* **Material provided**:
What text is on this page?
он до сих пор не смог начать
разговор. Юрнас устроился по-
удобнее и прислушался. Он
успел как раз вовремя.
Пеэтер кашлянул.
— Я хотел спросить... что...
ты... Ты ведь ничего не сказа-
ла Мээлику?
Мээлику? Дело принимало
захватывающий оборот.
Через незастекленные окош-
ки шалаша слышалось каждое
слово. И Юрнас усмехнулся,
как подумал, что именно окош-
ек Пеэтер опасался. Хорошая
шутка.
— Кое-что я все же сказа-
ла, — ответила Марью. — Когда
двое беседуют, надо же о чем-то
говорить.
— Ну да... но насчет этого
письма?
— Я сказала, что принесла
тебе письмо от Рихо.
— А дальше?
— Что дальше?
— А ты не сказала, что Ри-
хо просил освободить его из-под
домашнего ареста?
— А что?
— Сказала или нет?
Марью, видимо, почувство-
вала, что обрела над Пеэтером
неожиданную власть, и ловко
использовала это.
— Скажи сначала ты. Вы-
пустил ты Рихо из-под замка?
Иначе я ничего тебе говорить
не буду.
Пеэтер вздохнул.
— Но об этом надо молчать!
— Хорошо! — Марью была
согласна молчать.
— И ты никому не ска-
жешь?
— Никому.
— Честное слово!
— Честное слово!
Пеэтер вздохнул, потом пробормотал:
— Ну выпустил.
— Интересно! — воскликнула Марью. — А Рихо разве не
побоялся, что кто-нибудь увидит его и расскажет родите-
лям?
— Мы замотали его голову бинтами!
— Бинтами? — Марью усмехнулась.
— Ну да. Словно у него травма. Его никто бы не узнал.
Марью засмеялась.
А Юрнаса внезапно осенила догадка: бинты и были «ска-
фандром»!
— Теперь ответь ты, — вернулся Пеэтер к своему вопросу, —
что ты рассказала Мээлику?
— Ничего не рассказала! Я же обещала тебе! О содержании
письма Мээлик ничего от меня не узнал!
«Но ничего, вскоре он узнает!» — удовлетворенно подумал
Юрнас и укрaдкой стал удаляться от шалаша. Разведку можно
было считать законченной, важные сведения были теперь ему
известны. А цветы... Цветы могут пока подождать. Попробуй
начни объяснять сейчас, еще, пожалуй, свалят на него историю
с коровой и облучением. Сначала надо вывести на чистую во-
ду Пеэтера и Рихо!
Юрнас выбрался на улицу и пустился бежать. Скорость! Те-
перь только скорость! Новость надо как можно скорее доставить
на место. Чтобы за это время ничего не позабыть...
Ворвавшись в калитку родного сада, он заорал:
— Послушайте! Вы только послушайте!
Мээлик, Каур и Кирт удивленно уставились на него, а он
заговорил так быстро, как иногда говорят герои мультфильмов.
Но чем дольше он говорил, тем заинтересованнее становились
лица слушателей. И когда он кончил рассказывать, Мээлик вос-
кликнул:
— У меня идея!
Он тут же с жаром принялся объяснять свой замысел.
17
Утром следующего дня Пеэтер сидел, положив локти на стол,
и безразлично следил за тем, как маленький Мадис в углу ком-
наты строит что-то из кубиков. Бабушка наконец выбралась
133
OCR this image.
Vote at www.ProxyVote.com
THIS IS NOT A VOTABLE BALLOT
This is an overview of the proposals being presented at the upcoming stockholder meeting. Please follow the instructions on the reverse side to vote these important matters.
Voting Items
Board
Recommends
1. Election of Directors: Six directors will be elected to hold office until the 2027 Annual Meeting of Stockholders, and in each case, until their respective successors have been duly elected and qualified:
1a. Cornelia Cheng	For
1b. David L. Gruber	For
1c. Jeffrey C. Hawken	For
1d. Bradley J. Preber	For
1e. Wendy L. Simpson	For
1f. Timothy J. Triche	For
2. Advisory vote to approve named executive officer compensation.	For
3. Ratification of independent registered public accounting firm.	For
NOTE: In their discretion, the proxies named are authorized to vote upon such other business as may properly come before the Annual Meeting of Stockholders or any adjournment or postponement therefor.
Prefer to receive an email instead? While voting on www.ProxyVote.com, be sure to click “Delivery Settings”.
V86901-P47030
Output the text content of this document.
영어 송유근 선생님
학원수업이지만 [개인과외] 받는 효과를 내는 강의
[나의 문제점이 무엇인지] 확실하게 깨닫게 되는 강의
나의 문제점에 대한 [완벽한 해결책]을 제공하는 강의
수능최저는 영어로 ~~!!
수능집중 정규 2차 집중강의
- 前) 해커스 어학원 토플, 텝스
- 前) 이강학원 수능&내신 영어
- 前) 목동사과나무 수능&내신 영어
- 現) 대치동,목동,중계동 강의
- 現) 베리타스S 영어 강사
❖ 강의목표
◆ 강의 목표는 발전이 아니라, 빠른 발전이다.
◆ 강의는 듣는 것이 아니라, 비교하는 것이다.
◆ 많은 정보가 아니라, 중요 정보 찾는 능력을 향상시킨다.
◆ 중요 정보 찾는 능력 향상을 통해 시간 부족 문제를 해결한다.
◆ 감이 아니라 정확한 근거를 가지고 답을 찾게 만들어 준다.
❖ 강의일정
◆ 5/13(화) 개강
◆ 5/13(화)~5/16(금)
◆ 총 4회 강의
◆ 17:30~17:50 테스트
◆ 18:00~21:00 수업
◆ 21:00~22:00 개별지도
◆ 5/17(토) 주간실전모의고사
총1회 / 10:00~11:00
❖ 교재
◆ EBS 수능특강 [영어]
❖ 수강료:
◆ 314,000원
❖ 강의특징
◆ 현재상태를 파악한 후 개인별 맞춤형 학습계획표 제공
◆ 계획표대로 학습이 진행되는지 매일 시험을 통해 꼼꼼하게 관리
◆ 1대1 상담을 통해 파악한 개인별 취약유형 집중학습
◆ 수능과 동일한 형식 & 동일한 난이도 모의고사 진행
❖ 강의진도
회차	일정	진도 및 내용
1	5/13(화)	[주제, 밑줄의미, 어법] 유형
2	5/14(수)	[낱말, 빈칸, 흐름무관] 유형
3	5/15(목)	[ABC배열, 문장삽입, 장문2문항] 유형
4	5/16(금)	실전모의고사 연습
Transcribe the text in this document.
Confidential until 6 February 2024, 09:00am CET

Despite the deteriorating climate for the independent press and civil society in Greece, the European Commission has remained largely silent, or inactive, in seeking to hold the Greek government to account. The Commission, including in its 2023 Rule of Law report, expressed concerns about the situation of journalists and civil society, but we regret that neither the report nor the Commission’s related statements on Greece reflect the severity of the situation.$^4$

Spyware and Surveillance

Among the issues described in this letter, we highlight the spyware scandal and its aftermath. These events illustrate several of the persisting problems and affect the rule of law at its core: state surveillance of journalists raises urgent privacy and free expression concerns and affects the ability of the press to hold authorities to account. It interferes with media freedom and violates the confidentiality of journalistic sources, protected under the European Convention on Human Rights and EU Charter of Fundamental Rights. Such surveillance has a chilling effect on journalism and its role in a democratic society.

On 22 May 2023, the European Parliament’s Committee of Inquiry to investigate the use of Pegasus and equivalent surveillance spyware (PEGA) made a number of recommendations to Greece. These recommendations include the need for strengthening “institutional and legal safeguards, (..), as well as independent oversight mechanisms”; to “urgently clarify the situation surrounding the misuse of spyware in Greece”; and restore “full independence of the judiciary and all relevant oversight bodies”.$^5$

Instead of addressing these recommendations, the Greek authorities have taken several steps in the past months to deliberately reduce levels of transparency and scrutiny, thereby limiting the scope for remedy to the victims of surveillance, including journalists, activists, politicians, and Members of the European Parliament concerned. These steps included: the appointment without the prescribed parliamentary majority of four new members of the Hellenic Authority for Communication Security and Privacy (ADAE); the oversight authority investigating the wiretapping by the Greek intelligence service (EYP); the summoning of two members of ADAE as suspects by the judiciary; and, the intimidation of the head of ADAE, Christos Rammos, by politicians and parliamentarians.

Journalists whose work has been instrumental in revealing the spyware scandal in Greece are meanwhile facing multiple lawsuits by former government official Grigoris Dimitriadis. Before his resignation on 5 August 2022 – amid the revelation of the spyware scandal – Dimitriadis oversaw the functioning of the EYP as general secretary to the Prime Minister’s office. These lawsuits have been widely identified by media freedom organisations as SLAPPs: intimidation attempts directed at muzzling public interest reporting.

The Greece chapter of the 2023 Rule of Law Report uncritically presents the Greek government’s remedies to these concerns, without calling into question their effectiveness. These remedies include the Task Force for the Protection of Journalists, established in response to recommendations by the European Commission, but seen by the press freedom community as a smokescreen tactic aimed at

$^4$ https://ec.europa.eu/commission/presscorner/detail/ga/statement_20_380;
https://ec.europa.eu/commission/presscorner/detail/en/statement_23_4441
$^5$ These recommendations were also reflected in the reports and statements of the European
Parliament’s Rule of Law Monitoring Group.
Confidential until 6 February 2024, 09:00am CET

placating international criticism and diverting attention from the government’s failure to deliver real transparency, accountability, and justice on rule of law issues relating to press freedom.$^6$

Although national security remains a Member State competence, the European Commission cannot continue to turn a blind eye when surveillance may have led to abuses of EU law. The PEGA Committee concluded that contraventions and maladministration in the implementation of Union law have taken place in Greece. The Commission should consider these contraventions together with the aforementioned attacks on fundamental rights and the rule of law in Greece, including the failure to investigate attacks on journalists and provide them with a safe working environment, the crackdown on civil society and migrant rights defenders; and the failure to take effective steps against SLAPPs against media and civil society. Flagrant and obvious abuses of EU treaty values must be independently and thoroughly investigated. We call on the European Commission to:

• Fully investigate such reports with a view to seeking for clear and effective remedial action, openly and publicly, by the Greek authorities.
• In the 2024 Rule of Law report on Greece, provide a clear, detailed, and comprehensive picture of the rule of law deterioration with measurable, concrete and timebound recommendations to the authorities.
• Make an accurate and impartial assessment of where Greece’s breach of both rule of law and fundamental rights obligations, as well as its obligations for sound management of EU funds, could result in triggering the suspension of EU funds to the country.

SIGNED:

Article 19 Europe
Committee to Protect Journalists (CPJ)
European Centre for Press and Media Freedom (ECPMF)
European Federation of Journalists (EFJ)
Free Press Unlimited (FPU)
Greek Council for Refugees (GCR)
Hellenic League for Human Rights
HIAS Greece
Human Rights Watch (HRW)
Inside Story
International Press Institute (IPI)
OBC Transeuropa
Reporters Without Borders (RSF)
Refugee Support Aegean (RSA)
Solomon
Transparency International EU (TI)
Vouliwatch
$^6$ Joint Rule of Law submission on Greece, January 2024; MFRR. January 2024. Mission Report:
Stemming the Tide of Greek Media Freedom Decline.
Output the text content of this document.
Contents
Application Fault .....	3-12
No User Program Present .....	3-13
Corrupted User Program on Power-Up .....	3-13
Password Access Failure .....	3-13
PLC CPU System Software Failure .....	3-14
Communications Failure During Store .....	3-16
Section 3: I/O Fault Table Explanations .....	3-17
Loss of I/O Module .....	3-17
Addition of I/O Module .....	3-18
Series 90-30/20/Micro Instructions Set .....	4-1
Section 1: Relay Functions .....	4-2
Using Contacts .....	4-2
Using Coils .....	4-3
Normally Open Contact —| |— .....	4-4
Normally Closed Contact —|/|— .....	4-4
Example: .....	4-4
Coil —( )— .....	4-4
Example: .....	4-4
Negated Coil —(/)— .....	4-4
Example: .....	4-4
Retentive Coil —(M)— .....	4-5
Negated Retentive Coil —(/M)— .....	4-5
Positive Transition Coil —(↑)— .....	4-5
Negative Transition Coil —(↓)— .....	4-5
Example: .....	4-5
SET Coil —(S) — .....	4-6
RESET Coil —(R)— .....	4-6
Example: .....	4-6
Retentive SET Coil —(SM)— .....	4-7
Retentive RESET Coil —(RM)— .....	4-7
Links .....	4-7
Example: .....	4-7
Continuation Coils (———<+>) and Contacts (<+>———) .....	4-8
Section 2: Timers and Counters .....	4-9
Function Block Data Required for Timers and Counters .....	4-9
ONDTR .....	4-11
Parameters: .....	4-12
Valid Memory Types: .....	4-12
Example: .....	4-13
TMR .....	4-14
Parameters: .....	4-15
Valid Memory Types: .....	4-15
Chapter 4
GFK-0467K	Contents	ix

* **What this task involves**: Scan the data for the word "Timers" and copy every line where it shows up.

* **Answer to the exercise**:
Section 2: Timers and Counters .....	4-9
Function Block Data Required for Timers and Counters .....	4-9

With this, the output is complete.